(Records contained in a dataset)

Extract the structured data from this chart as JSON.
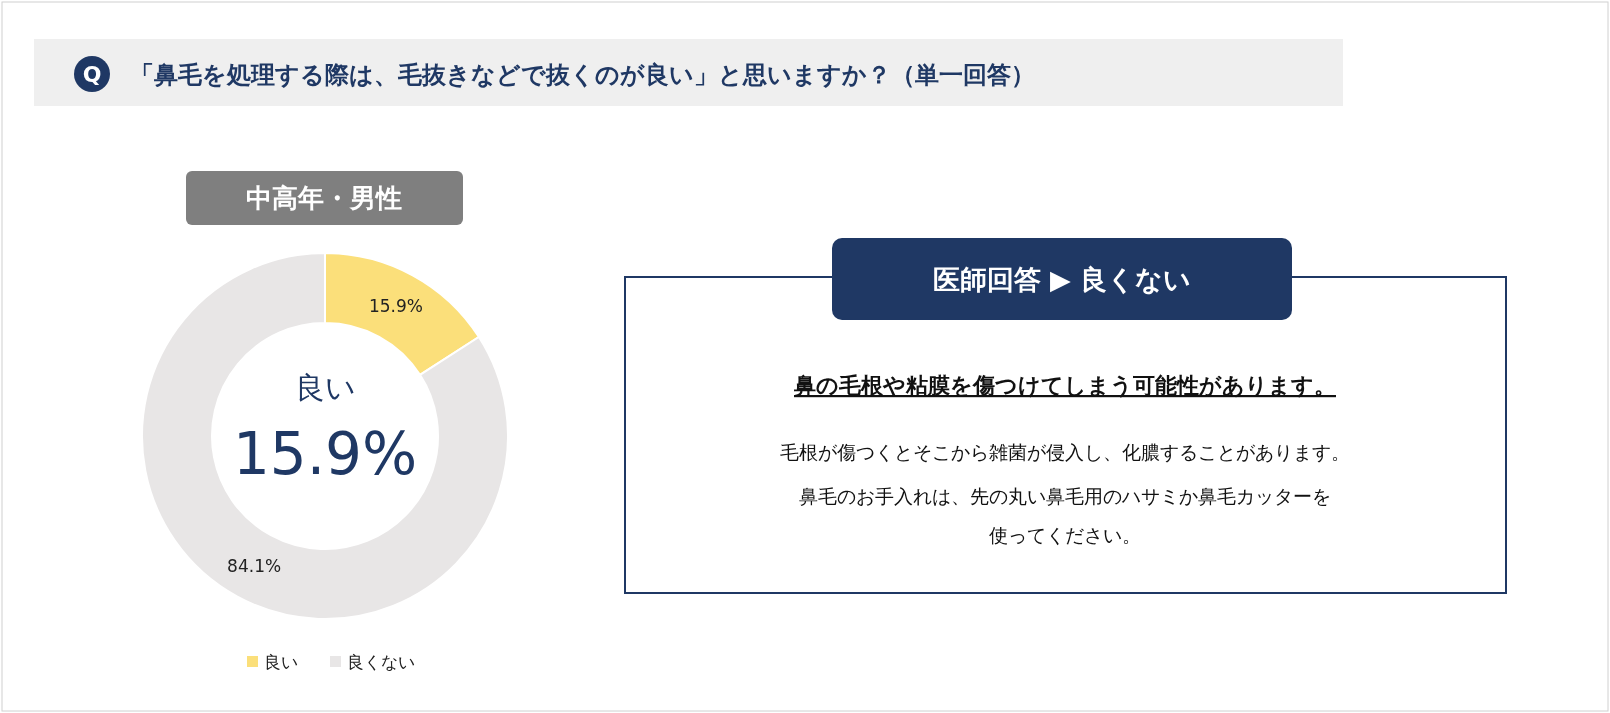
{
  "chart_data": [
    {
      "type": "donut",
      "title": "「鼻毛を処理する際は、毛抜きなどで抜くのが良い」と思いますか？（単一回答）",
      "subtitle": "中高年・男性",
      "categories": [
        "良い",
        "良くない"
      ],
      "values": [
        15.9,
        84.1
      ],
      "colors": [
        "#fbdf7a",
        "#e8e6e6"
      ],
      "value_labels": [
        "15.9%",
        "84.1%"
      ],
      "legend": "bottom",
      "annotations": [
        "Q",
        "良い",
        "15.9%"
      ]
    },
    {
      "type": "other",
      "title": "医師回答 ▶ 良くない",
      "annotations": [
        "鼻の毛根や粘膜を傷つけてしまう可能性があります。",
        "毛根が傷つくとそこから雑菌が侵入し、化膿することがあります。",
        "鼻毛のお手入れは、先の丸い鼻毛用のハサミか鼻毛カッターを",
        "使ってください。"
      ]
    }
  ]
}
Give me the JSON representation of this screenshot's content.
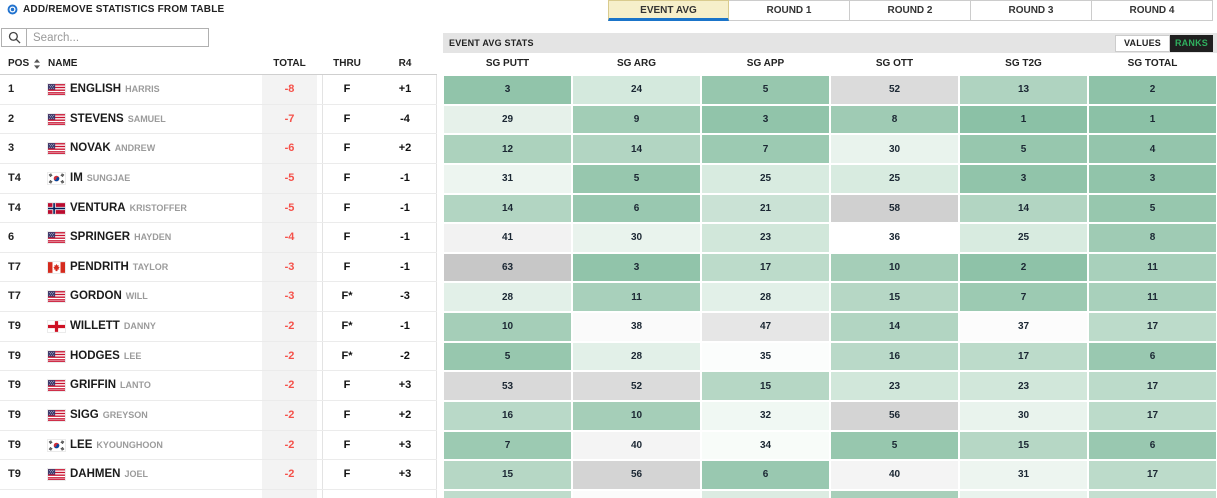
{
  "header": {
    "add_remove_label": "ADD/REMOVE STATISTICS FROM TABLE",
    "search_placeholder": "Search...",
    "tabs": [
      {
        "label": "EVENT AVG",
        "active": true
      },
      {
        "label": "ROUND 1",
        "active": false
      },
      {
        "label": "ROUND 2",
        "active": false
      },
      {
        "label": "ROUND 3",
        "active": false
      },
      {
        "label": "ROUND 4",
        "active": false
      }
    ],
    "stats_bar_label": "EVENT AVG STATS",
    "values_label": "VALUES",
    "ranks_label": "RANKS"
  },
  "table": {
    "left_columns": [
      "POS",
      "NAME",
      "TOTAL",
      "THRU",
      "R4"
    ],
    "stat_columns": [
      "SG PUTT",
      "SG ARG",
      "SG APP",
      "SG OTT",
      "SG T2G",
      "SG TOTAL"
    ],
    "rows": [
      {
        "pos": "1",
        "country": "USA",
        "last": "ENGLISH",
        "first": "HARRIS",
        "total": "-8",
        "thru": "F",
        "r4": "+1",
        "ranks": [
          3,
          24,
          5,
          52,
          13,
          2
        ]
      },
      {
        "pos": "2",
        "country": "USA",
        "last": "STEVENS",
        "first": "SAMUEL",
        "total": "-7",
        "thru": "F",
        "r4": "-4",
        "ranks": [
          29,
          9,
          3,
          8,
          1,
          1
        ]
      },
      {
        "pos": "3",
        "country": "USA",
        "last": "NOVAK",
        "first": "ANDREW",
        "total": "-6",
        "thru": "F",
        "r4": "+2",
        "ranks": [
          12,
          14,
          7,
          30,
          5,
          4
        ]
      },
      {
        "pos": "T4",
        "country": "KOR",
        "last": "IM",
        "first": "SUNGJAE",
        "total": "-5",
        "thru": "F",
        "r4": "-1",
        "ranks": [
          31,
          5,
          25,
          25,
          3,
          3
        ]
      },
      {
        "pos": "T4",
        "country": "NOR",
        "last": "VENTURA",
        "first": "KRISTOFFER",
        "total": "-5",
        "thru": "F",
        "r4": "-1",
        "ranks": [
          14,
          6,
          21,
          58,
          14,
          5
        ]
      },
      {
        "pos": "6",
        "country": "USA",
        "last": "SPRINGER",
        "first": "HAYDEN",
        "total": "-4",
        "thru": "F",
        "r4": "-1",
        "ranks": [
          41,
          30,
          23,
          36,
          25,
          8
        ]
      },
      {
        "pos": "T7",
        "country": "CAN",
        "last": "PENDRITH",
        "first": "TAYLOR",
        "total": "-3",
        "thru": "F",
        "r4": "-1",
        "ranks": [
          63,
          3,
          17,
          10,
          2,
          11
        ]
      },
      {
        "pos": "T7",
        "country": "USA",
        "last": "GORDON",
        "first": "WILL",
        "total": "-3",
        "thru": "F*",
        "r4": "-3",
        "ranks": [
          28,
          11,
          28,
          15,
          7,
          11
        ]
      },
      {
        "pos": "T9",
        "country": "ENG",
        "last": "WILLETT",
        "first": "DANNY",
        "total": "-2",
        "thru": "F*",
        "r4": "-1",
        "ranks": [
          10,
          38,
          47,
          14,
          37,
          17
        ]
      },
      {
        "pos": "T9",
        "country": "USA",
        "last": "HODGES",
        "first": "LEE",
        "total": "-2",
        "thru": "F*",
        "r4": "-2",
        "ranks": [
          5,
          28,
          35,
          16,
          17,
          6
        ]
      },
      {
        "pos": "T9",
        "country": "USA",
        "last": "GRIFFIN",
        "first": "LANTO",
        "total": "-2",
        "thru": "F",
        "r4": "+3",
        "ranks": [
          53,
          52,
          15,
          23,
          23,
          17
        ]
      },
      {
        "pos": "T9",
        "country": "USA",
        "last": "SIGG",
        "first": "GREYSON",
        "total": "-2",
        "thru": "F",
        "r4": "+2",
        "ranks": [
          16,
          10,
          32,
          56,
          30,
          17
        ]
      },
      {
        "pos": "T9",
        "country": "KOR",
        "last": "LEE",
        "first": "KYOUNGHOON",
        "total": "-2",
        "thru": "F",
        "r4": "+3",
        "ranks": [
          7,
          40,
          34,
          5,
          15,
          6
        ]
      },
      {
        "pos": "T9",
        "country": "USA",
        "last": "DAHMEN",
        "first": "JOEL",
        "total": "-2",
        "thru": "F",
        "r4": "+3",
        "ranks": [
          15,
          56,
          6,
          40,
          31,
          17
        ]
      }
    ],
    "partial_row_colors": [
      "#bfdccc",
      "#fbfbfb",
      "#dcebe2",
      "#a8cfba",
      "#e9f3ed",
      "#c4dfd0"
    ]
  },
  "colors": {
    "accent_blue": "#1a74c9",
    "active_tab_bg": "#f6efca",
    "active_tab_border": "#d9cb8e",
    "stats_bar_bg": "#e4e4e4",
    "ranks_button_bg": "#1f1f1f",
    "ranks_button_text": "#2fb05e",
    "total_text": "#f5514a",
    "rank_scale": [
      [
        1,
        "#8bc1a6"
      ],
      [
        10,
        "#a5ceb8"
      ],
      [
        20,
        "#c6e0d2"
      ],
      [
        25,
        "#d8ebe0"
      ],
      [
        30,
        "#e9f3ed"
      ],
      [
        33,
        "#f4faf6"
      ],
      [
        36,
        "#ffffff"
      ],
      [
        40,
        "#f4f4f4"
      ],
      [
        47,
        "#e6e6e6"
      ],
      [
        52,
        "#dbdbdb"
      ],
      [
        58,
        "#d0d0d0"
      ],
      [
        63,
        "#c7c7c7"
      ],
      [
        70,
        "#c2c2c2"
      ]
    ]
  }
}
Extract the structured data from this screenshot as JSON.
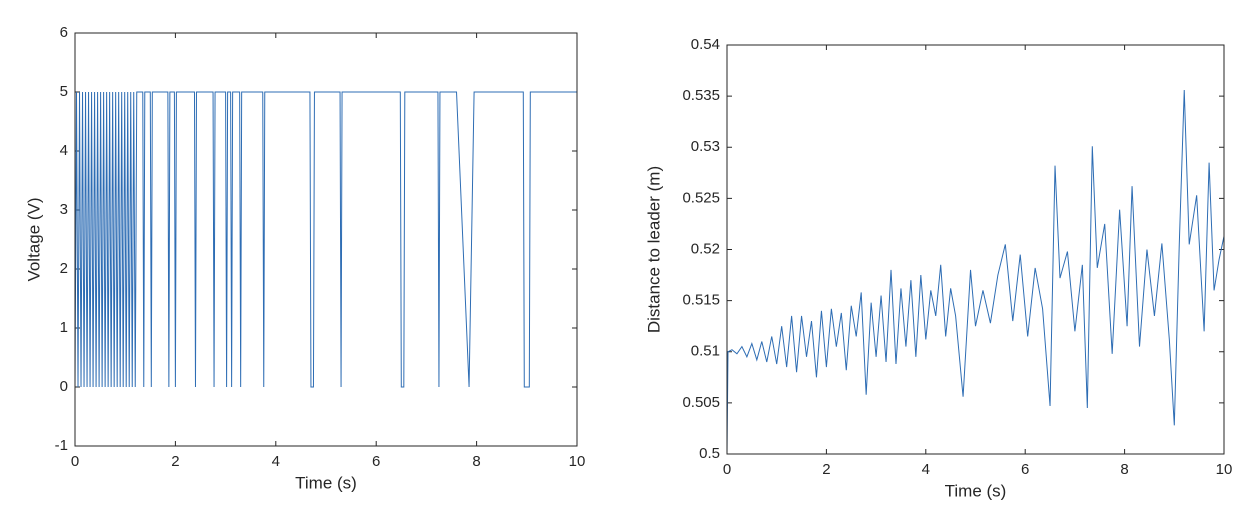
{
  "chart_data": [
    {
      "type": "line",
      "xlabel": "Time (s)",
      "ylabel": "Voltage (V)",
      "xlim": [
        0,
        10
      ],
      "xticks": [
        0,
        2,
        4,
        6,
        8,
        10
      ],
      "ylim": [
        -1,
        6
      ],
      "yticks": [
        -1,
        0,
        1,
        2,
        3,
        4,
        5,
        6
      ],
      "series": [
        {
          "color": "#2e6db4",
          "x": [
            0,
            0.03,
            0.06,
            0.09,
            0.12,
            0.15,
            0.18,
            0.21,
            0.24,
            0.27,
            0.3,
            0.33,
            0.36,
            0.39,
            0.42,
            0.45,
            0.48,
            0.51,
            0.54,
            0.57,
            0.6,
            0.63,
            0.66,
            0.69,
            0.72,
            0.75,
            0.78,
            0.81,
            0.84,
            0.87,
            0.9,
            0.93,
            0.96,
            0.99,
            1.02,
            1.05,
            1.08,
            1.11,
            1.14,
            1.17,
            1.2,
            1.23,
            1.35,
            1.37,
            1.39,
            1.5,
            1.52,
            1.54,
            1.85,
            1.87,
            1.89,
            1.98,
            2.0,
            2.02,
            2.38,
            2.4,
            2.42,
            2.75,
            2.77,
            2.79,
            3.0,
            3.02,
            3.04,
            3.1,
            3.12,
            3.14,
            3.28,
            3.3,
            3.32,
            3.74,
            3.76,
            3.78,
            4.68,
            4.7,
            4.75,
            4.77,
            5.28,
            5.3,
            5.32,
            6.48,
            6.5,
            6.55,
            6.57,
            7.23,
            7.25,
            7.27,
            7.6,
            7.85,
            7.95,
            8.93,
            8.95,
            9.05,
            9.07,
            10
          ],
          "values": [
            0,
            5,
            0,
            5,
            0,
            5,
            0,
            5,
            0,
            5,
            0,
            5,
            0,
            5,
            0,
            5,
            0,
            5,
            0,
            5,
            0,
            5,
            0,
            5,
            0,
            5,
            0,
            5,
            0,
            5,
            0,
            5,
            0,
            5,
            0,
            5,
            0,
            5,
            0,
            5,
            0,
            5,
            5,
            0,
            5,
            5,
            0,
            5,
            5,
            0,
            5,
            5,
            0,
            5,
            5,
            0,
            5,
            5,
            0,
            5,
            5,
            0,
            5,
            5,
            0,
            5,
            5,
            0,
            5,
            5,
            0,
            5,
            5,
            0,
            0,
            5,
            5,
            0,
            5,
            5,
            0,
            0,
            5,
            5,
            0,
            5,
            5,
            0,
            5,
            5,
            0,
            0,
            5,
            5
          ]
        }
      ]
    },
    {
      "type": "line",
      "xlabel": "Time (s)",
      "ylabel": "Distance to leader (m)",
      "xlim": [
        0,
        10
      ],
      "xticks": [
        0,
        2,
        4,
        6,
        8,
        10
      ],
      "ylim": [
        0.5,
        0.54
      ],
      "yticks": [
        0.5,
        0.505,
        0.51,
        0.515,
        0.52,
        0.525,
        0.53,
        0.535,
        0.54
      ],
      "series": [
        {
          "color": "#2e6db4",
          "x": [
            0,
            0.02,
            0.1,
            0.2,
            0.3,
            0.4,
            0.5,
            0.6,
            0.7,
            0.8,
            0.9,
            1.0,
            1.1,
            1.2,
            1.3,
            1.4,
            1.5,
            1.6,
            1.7,
            1.8,
            1.9,
            2.0,
            2.1,
            2.2,
            2.3,
            2.4,
            2.5,
            2.6,
            2.7,
            2.8,
            2.9,
            3.0,
            3.1,
            3.2,
            3.3,
            3.4,
            3.5,
            3.6,
            3.7,
            3.8,
            3.9,
            4.0,
            4.1,
            4.2,
            4.3,
            4.4,
            4.5,
            4.6,
            4.75,
            4.9,
            5.0,
            5.15,
            5.3,
            5.45,
            5.6,
            5.75,
            5.9,
            6.05,
            6.2,
            6.35,
            6.5,
            6.6,
            6.7,
            6.85,
            7.0,
            7.15,
            7.25,
            7.35,
            7.45,
            7.6,
            7.75,
            7.9,
            8.05,
            8.15,
            8.3,
            8.45,
            8.6,
            8.75,
            8.9,
            9.0,
            9.1,
            9.2,
            9.3,
            9.45,
            9.6,
            9.7,
            9.8,
            9.9,
            10
          ],
          "values": [
            0.5,
            0.51,
            0.5102,
            0.5098,
            0.5105,
            0.5095,
            0.5108,
            0.5092,
            0.511,
            0.509,
            0.5115,
            0.5088,
            0.5125,
            0.5085,
            0.5135,
            0.508,
            0.5135,
            0.5095,
            0.513,
            0.5075,
            0.514,
            0.5085,
            0.5142,
            0.5105,
            0.5138,
            0.5082,
            0.5145,
            0.5115,
            0.5158,
            0.5058,
            0.5148,
            0.5095,
            0.5155,
            0.509,
            0.518,
            0.5088,
            0.5162,
            0.5105,
            0.517,
            0.5095,
            0.5175,
            0.5112,
            0.516,
            0.5135,
            0.5185,
            0.5115,
            0.5162,
            0.5135,
            0.5056,
            0.518,
            0.5125,
            0.516,
            0.5128,
            0.5175,
            0.5205,
            0.513,
            0.5195,
            0.5115,
            0.5182,
            0.5142,
            0.5047,
            0.5282,
            0.5172,
            0.5198,
            0.512,
            0.5185,
            0.5045,
            0.5301,
            0.5182,
            0.5225,
            0.5098,
            0.5239,
            0.5125,
            0.5262,
            0.5105,
            0.52,
            0.5135,
            0.5206,
            0.5112,
            0.5028,
            0.5205,
            0.5356,
            0.5205,
            0.5253,
            0.512,
            0.5285,
            0.516,
            0.519,
            0.5213
          ]
        }
      ]
    }
  ]
}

— Given problem —
Where a line in the entries holds "this", copy that line.

— Full solution —
Extract the structured data from this chart as JSON.
Give me the JSON representation of this screenshot's content.
Extract the structured data from this screenshot as JSON.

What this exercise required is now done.